Start of SUPPLIED RECORDS

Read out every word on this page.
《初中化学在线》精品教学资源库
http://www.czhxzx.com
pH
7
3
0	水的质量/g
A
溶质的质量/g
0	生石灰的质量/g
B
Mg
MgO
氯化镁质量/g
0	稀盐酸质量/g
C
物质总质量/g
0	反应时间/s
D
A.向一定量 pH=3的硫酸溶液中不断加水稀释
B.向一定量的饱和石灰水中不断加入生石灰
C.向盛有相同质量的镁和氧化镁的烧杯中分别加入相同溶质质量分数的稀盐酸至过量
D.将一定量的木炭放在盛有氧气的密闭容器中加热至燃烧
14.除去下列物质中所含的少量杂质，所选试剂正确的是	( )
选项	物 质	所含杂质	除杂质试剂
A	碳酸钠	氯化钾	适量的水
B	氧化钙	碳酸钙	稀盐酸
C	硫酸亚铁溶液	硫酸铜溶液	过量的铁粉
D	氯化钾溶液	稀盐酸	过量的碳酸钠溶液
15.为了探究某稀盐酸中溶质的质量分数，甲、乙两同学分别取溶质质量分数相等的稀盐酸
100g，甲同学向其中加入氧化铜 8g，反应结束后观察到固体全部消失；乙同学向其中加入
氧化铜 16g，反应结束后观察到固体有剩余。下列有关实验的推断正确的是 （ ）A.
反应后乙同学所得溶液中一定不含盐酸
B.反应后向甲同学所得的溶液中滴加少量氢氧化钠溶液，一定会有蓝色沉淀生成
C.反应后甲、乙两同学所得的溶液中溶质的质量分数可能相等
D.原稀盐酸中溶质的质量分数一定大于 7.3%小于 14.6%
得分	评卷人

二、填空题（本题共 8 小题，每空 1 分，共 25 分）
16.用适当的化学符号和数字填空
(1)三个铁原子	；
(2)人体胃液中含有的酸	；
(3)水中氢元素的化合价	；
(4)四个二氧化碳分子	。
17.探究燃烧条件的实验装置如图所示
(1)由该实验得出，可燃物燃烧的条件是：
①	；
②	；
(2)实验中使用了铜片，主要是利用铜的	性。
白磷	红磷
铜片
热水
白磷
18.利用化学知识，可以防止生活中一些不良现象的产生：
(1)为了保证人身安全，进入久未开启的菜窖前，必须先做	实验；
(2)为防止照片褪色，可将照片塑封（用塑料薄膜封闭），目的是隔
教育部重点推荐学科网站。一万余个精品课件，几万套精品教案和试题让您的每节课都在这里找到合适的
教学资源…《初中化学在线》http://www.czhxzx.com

End of SUPPLIED RECORDS

* WORK REQUIRED
Output all of the material exactly as written.

* FINAL RESULT
Read out every word on this page.
《初中化学在线》精品教学资源库
http://www.czhxzx.com
pH
7
3
0	水的质量/g
A
溶质的质量/g
0	生石灰的质量/g
B
Mg
MgO
氯化镁质量/g
0	稀盐酸质量/g
C
物质总质量/g
0	反应时间/s
D
A.向一定量 pH=3的硫酸溶液中不断加水稀释
B.向一定量的饱和石灰水中不断加入生石灰
C.向盛有相同质量的镁和氧化镁的烧杯中分别加入相同溶质质量分数的稀盐酸至过量
D.将一定量的木炭放在盛有氧气的密闭容器中加热至燃烧
14.除去下列物质中所含的少量杂质，所选试剂正确的是	( )
选项	物 质	所含杂质	除杂质试剂
A	碳酸钠	氯化钾	适量的水
B	氧化钙	碳酸钙	稀盐酸
C	硫酸亚铁溶液	硫酸铜溶液	过量的铁粉
D	氯化钾溶液	稀盐酸	过量的碳酸钠溶液
15.为了探究某稀盐酸中溶质的质量分数，甲、乙两同学分别取溶质质量分数相等的稀盐酸
100g，甲同学向其中加入氧化铜 8g，反应结束后观察到固体全部消失；乙同学向其中加入
氧化铜 16g，反应结束后观察到固体有剩余。下列有关实验的推断正确的是 （ ）A.
反应后乙同学所得溶液中一定不含盐酸
B.反应后向甲同学所得的溶液中滴加少量氢氧化钠溶液，一定会有蓝色沉淀生成
C.反应后甲、乙两同学所得的溶液中溶质的质量分数可能相等
D.原稀盐酸中溶质的质量分数一定大于 7.3%小于 14.6%
得分	评卷人

二、填空题（本题共 8 小题，每空 1 分，共 25 分）
16.用适当的化学符号和数字填空
(1)三个铁原子	；
(2)人体胃液中含有的酸	；
(3)水中氢元素的化合价	；
(4)四个二氧化碳分子	。
17.探究燃烧条件的实验装置如图所示
(1)由该实验得出，可燃物燃烧的条件是：
①	；
②	；
(2)实验中使用了铜片，主要是利用铜的	性。
白磷	红磷
铜片
热水
白磷
18.利用化学知识，可以防止生活中一些不良现象的产生：
(1)为了保证人身安全，进入久未开启的菜窖前，必须先做	实验；
(2)为防止照片褪色，可将照片塑封（用塑料薄膜封闭），目的是隔
教育部重点推荐学科网站。一万余个精品课件，几万套精品教案和试题让您的每节课都在这里找到合适的
教学资源…《初中化学在线》http://www.czhxzx.com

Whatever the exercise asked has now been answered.